■ **Directive**:
Print every entry exactly as written.

■ **Data listing**:
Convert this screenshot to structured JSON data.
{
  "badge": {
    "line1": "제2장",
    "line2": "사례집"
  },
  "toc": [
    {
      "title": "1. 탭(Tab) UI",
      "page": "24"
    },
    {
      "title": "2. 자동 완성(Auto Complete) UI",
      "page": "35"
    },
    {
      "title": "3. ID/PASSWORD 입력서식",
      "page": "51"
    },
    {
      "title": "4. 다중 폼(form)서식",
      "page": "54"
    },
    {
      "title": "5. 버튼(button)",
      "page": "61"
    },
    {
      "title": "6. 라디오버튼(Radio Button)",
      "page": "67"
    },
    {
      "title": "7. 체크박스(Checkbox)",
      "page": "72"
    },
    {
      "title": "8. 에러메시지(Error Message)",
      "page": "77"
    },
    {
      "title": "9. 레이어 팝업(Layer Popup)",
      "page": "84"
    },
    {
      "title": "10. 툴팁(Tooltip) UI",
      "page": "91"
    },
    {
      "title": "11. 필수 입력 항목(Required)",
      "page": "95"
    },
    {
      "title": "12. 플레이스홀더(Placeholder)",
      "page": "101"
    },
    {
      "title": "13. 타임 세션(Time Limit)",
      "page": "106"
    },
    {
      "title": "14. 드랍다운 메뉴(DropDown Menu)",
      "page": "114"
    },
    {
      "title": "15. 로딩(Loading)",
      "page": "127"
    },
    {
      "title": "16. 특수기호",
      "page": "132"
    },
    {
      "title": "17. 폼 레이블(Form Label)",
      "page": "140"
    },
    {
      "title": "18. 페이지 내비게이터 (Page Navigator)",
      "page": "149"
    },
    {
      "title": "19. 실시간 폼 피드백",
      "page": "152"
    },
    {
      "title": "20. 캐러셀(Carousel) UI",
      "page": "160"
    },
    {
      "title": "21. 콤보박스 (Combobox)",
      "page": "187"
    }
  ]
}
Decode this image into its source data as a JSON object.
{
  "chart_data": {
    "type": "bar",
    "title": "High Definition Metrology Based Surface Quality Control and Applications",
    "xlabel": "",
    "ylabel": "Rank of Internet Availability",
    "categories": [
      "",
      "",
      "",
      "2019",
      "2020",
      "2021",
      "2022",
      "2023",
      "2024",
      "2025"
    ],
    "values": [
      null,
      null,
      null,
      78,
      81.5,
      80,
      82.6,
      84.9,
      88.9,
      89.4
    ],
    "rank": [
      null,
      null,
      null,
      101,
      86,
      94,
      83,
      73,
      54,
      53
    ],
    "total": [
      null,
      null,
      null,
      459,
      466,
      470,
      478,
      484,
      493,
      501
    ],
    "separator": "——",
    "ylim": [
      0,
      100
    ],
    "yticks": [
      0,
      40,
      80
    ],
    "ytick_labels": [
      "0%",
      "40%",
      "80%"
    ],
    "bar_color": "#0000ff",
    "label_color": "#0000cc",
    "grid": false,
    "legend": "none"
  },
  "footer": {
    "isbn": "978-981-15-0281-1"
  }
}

■ **Worked solution**:
Convert this screenshot to structured JSON data.
{
  "badge": {
    "line1": "제2장",
    "line2": "사례집"
  },
  "toc": [
    {
      "title": "1. 탭(Tab) UI",
      "page": "24"
    },
    {
      "title": "2. 자동 완성(Auto Complete) UI",
      "page": "35"
    },
    {
      "title": "3. ID/PASSWORD 입력서식",
      "page": "51"
    },
    {
      "title": "4. 다중 폼(form)서식",
      "page": "54"
    },
    {
      "title": "5. 버튼(button)",
      "page": "61"
    },
    {
      "title": "6. 라디오버튼(Radio Button)",
      "page": "67"
    },
    {
      "title": "7. 체크박스(Checkbox)",
      "page": "72"
    },
    {
      "title": "8. 에러메시지(Error Message)",
      "page": "77"
    },
    {
      "title": "9. 레이어 팝업(Layer Popup)",
      "page": "84"
    },
    {
      "title": "10. 툴팁(Tooltip) UI",
      "page": "91"
    },
    {
      "title": "11. 필수 입력 항목(Required)",
      "page": "95"
    },
    {
      "title": "12. 플레이스홀더(Placeholder)",
      "page": "101"
    },
    {
      "title": "13. 타임 세션(Time Limit)",
      "page": "106"
    },
    {
      "title": "14. 드랍다운 메뉴(DropDown Menu)",
      "page": "114"
    },
    {
      "title": "15. 로딩(Loading)",
      "page": "127"
    },
    {
      "title": "16. 특수기호",
      "page": "132"
    },
    {
      "title": "17. 폼 레이블(Form Label)",
      "page": "140"
    },
    {
      "title": "18. 페이지 내비게이터 (Page Navigator)",
      "page": "149"
    },
    {
      "title": "19. 실시간 폼 피드백",
      "page": "152"
    },
    {
      "title": "20. 캐러셀(Carousel) UI",
      "page": "160"
    },
    {
      "title": "21. 콤보박스 (Combobox)",
      "page": "187"
    }
  ]
}
Decode this image into its source data as a JSON object.
{
  "chart_data": {
    "type": "bar",
    "title": "High Definition Metrology Based Surface Quality Control and Applications",
    "xlabel": "",
    "ylabel": "Rank of Internet Availability",
    "categories": [
      "",
      "",
      "",
      "2019",
      "2020",
      "2021",
      "2022",
      "2023",
      "2024",
      "2025"
    ],
    "values": [
      null,
      null,
      null,
      78,
      81.5,
      80,
      82.6,
      84.9,
      88.9,
      89.4
    ],
    "rank": [
      null,
      null,
      null,
      101,
      86,
      94,
      83,
      73,
      54,
      53
    ],
    "total": [
      null,
      null,
      null,
      459,
      466,
      470,
      478,
      484,
      493,
      501
    ],
    "separator": "——",
    "ylim": [
      0,
      100
    ],
    "yticks": [
      0,
      40,
      80
    ],
    "ytick_labels": [
      "0%",
      "40%",
      "80%"
    ],
    "bar_color": "#0000ff",
    "label_color": "#0000cc",
    "grid": false,
    "legend": "none"
  },
  "footer": {
    "isbn": "978-981-15-0281-1"
  }
}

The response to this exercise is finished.